[Dataset entries]
======
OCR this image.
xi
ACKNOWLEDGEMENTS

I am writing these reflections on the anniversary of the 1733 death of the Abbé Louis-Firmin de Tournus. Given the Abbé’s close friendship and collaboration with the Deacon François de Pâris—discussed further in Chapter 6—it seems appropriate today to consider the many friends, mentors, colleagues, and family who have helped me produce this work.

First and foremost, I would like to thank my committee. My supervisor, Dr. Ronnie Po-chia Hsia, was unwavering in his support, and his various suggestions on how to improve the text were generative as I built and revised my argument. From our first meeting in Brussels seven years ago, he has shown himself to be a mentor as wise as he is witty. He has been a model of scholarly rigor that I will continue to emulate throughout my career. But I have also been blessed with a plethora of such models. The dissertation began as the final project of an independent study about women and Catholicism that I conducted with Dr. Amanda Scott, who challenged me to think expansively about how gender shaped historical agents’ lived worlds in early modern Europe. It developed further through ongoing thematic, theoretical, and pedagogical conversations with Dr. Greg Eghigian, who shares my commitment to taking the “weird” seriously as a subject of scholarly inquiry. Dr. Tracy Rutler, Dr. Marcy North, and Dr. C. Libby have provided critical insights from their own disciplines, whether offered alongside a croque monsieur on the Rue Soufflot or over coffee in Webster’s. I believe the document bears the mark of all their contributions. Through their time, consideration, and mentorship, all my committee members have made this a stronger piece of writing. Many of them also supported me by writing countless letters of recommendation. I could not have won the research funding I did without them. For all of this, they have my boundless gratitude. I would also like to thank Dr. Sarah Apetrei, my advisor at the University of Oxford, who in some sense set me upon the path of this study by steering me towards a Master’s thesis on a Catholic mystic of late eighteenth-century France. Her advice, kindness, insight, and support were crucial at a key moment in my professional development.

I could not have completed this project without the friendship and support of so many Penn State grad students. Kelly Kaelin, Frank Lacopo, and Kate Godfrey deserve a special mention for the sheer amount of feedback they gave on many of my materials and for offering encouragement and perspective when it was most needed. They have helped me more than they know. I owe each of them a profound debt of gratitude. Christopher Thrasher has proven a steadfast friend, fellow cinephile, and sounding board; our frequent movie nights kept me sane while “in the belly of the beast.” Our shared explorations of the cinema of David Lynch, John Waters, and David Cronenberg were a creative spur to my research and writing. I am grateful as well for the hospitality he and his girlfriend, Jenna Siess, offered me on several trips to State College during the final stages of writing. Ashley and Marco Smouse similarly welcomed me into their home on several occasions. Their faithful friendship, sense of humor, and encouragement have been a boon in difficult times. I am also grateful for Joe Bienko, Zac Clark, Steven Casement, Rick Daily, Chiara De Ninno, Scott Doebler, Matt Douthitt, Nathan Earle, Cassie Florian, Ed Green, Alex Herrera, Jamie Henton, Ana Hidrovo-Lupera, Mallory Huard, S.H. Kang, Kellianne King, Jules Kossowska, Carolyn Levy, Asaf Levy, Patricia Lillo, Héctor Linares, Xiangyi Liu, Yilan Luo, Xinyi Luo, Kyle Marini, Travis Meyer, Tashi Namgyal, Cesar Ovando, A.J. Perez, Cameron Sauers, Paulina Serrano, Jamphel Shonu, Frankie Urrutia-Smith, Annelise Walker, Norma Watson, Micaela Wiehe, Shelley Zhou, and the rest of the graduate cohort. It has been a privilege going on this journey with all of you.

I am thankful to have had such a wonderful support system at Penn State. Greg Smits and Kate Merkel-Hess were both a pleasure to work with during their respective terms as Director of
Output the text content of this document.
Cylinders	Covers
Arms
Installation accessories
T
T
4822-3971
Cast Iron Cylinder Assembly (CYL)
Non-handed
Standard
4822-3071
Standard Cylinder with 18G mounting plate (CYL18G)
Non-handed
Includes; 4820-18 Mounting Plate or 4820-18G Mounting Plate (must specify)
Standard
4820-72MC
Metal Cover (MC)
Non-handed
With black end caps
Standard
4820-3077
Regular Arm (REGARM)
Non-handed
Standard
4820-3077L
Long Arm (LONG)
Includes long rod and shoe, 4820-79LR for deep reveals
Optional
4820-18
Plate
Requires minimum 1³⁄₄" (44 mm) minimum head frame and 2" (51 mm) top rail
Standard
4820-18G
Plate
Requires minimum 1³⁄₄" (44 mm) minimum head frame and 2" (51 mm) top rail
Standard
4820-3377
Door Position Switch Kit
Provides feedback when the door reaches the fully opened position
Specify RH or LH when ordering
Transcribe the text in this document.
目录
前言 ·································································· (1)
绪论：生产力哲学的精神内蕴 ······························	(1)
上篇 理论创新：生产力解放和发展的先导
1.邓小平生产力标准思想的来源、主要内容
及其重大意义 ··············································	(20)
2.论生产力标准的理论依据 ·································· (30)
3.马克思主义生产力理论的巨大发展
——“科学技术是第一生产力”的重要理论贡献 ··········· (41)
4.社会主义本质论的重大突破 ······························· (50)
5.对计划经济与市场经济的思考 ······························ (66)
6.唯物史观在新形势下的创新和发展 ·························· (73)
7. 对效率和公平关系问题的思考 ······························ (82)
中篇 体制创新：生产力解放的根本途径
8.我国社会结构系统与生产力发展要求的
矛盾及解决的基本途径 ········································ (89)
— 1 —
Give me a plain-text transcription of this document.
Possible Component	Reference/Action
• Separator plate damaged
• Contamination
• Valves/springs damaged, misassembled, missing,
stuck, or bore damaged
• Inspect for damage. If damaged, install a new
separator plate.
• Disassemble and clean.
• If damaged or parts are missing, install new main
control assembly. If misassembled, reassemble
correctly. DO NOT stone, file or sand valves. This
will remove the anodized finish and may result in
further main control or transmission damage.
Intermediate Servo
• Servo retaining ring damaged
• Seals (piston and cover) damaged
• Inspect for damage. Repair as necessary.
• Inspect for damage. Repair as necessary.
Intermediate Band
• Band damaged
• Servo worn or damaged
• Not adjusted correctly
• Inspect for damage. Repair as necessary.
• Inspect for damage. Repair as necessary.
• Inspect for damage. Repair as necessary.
======
[What is required]
Retype the entries one by one, exactly.

[Task response]
OCR this image.
xi
ACKNOWLEDGEMENTS

I am writing these reflections on the anniversary of the 1733 death of the Abbé Louis-Firmin de Tournus. Given the Abbé’s close friendship and collaboration with the Deacon François de Pâris—discussed further in Chapter 6—it seems appropriate today to consider the many friends, mentors, colleagues, and family who have helped me produce this work.

First and foremost, I would like to thank my committee. My supervisor, Dr. Ronnie Po-chia Hsia, was unwavering in his support, and his various suggestions on how to improve the text were generative as I built and revised my argument. From our first meeting in Brussels seven years ago, he has shown himself to be a mentor as wise as he is witty. He has been a model of scholarly rigor that I will continue to emulate throughout my career. But I have also been blessed with a plethora of such models. The dissertation began as the final project of an independent study about women and Catholicism that I conducted with Dr. Amanda Scott, who challenged me to think expansively about how gender shaped historical agents’ lived worlds in early modern Europe. It developed further through ongoing thematic, theoretical, and pedagogical conversations with Dr. Greg Eghigian, who shares my commitment to taking the “weird” seriously as a subject of scholarly inquiry. Dr. Tracy Rutler, Dr. Marcy North, and Dr. C. Libby have provided critical insights from their own disciplines, whether offered alongside a croque monsieur on the Rue Soufflot or over coffee in Webster’s. I believe the document bears the mark of all their contributions. Through their time, consideration, and mentorship, all my committee members have made this a stronger piece of writing. Many of them also supported me by writing countless letters of recommendation. I could not have won the research funding I did without them. For all of this, they have my boundless gratitude. I would also like to thank Dr. Sarah Apetrei, my advisor at the University of Oxford, who in some sense set me upon the path of this study by steering me towards a Master’s thesis on a Catholic mystic of late eighteenth-century France. Her advice, kindness, insight, and support were crucial at a key moment in my professional development.

I could not have completed this project without the friendship and support of so many Penn State grad students. Kelly Kaelin, Frank Lacopo, and Kate Godfrey deserve a special mention for the sheer amount of feedback they gave on many of my materials and for offering encouragement and perspective when it was most needed. They have helped me more than they know. I owe each of them a profound debt of gratitude. Christopher Thrasher has proven a steadfast friend, fellow cinephile, and sounding board; our frequent movie nights kept me sane while “in the belly of the beast.” Our shared explorations of the cinema of David Lynch, John Waters, and David Cronenberg were a creative spur to my research and writing. I am grateful as well for the hospitality he and his girlfriend, Jenna Siess, offered me on several trips to State College during the final stages of writing. Ashley and Marco Smouse similarly welcomed me into their home on several occasions. Their faithful friendship, sense of humor, and encouragement have been a boon in difficult times. I am also grateful for Joe Bienko, Zac Clark, Steven Casement, Rick Daily, Chiara De Ninno, Scott Doebler, Matt Douthitt, Nathan Earle, Cassie Florian, Ed Green, Alex Herrera, Jamie Henton, Ana Hidrovo-Lupera, Mallory Huard, S.H. Kang, Kellianne King, Jules Kossowska, Carolyn Levy, Asaf Levy, Patricia Lillo, Héctor Linares, Xiangyi Liu, Yilan Luo, Xinyi Luo, Kyle Marini, Travis Meyer, Tashi Namgyal, Cesar Ovando, A.J. Perez, Cameron Sauers, Paulina Serrano, Jamphel Shonu, Frankie Urrutia-Smith, Annelise Walker, Norma Watson, Micaela Wiehe, Shelley Zhou, and the rest of the graduate cohort. It has been a privilege going on this journey with all of you.

I am thankful to have had such a wonderful support system at Penn State. Greg Smits and Kate Merkel-Hess were both a pleasure to work with during their respective terms as Director of
Output the text content of this document.
Cylinders	Covers
Arms
Installation accessories
T
T
4822-3971
Cast Iron Cylinder Assembly (CYL)
Non-handed
Standard
4822-3071
Standard Cylinder with 18G mounting plate (CYL18G)
Non-handed
Includes; 4820-18 Mounting Plate or 4820-18G Mounting Plate (must specify)
Standard
4820-72MC
Metal Cover (MC)
Non-handed
With black end caps
Standard
4820-3077
Regular Arm (REGARM)
Non-handed
Standard
4820-3077L
Long Arm (LONG)
Includes long rod and shoe, 4820-79LR for deep reveals
Optional
4820-18
Plate
Requires minimum 1³⁄₄" (44 mm) minimum head frame and 2" (51 mm) top rail
Standard
4820-18G
Plate
Requires minimum 1³⁄₄" (44 mm) minimum head frame and 2" (51 mm) top rail
Standard
4820-3377
Door Position Switch Kit
Provides feedback when the door reaches the fully opened position
Specify RH or LH when ordering
Transcribe the text in this document.
目录
前言 ·································································· (1)
绪论：生产力哲学的精神内蕴 ······························	(1)
上篇 理论创新：生产力解放和发展的先导
1.邓小平生产力标准思想的来源、主要内容
及其重大意义 ··············································	(20)
2.论生产力标准的理论依据 ·································· (30)
3.马克思主义生产力理论的巨大发展
——“科学技术是第一生产力”的重要理论贡献 ··········· (41)
4.社会主义本质论的重大突破 ······························· (50)
5.对计划经济与市场经济的思考 ······························ (66)
6.唯物史观在新形势下的创新和发展 ·························· (73)
7. 对效率和公平关系问题的思考 ······························ (82)
中篇 体制创新：生产力解放的根本途径
8.我国社会结构系统与生产力发展要求的
矛盾及解决的基本途径 ········································ (89)
— 1 —
Give me a plain-text transcription of this document.
Possible Component	Reference/Action
• Separator plate damaged
• Contamination
• Valves/springs damaged, misassembled, missing,
stuck, or bore damaged
• Inspect for damage. If damaged, install a new
separator plate.
• Disassemble and clean.
• If damaged or parts are missing, install new main
control assembly. If misassembled, reassemble
correctly. DO NOT stone, file or sand valves. This
will remove the anodized finish and may result in
further main control or transmission damage.
Intermediate Servo
• Servo retaining ring damaged
• Seals (piston and cover) damaged
• Inspect for damage. Repair as necessary.
• Inspect for damage. Repair as necessary.
Intermediate Band
• Band damaged
• Servo worn or damaged
• Not adjusted correctly
• Inspect for damage. Repair as necessary.
• Inspect for damage. Repair as necessary.
• Inspect for damage. Repair as necessary.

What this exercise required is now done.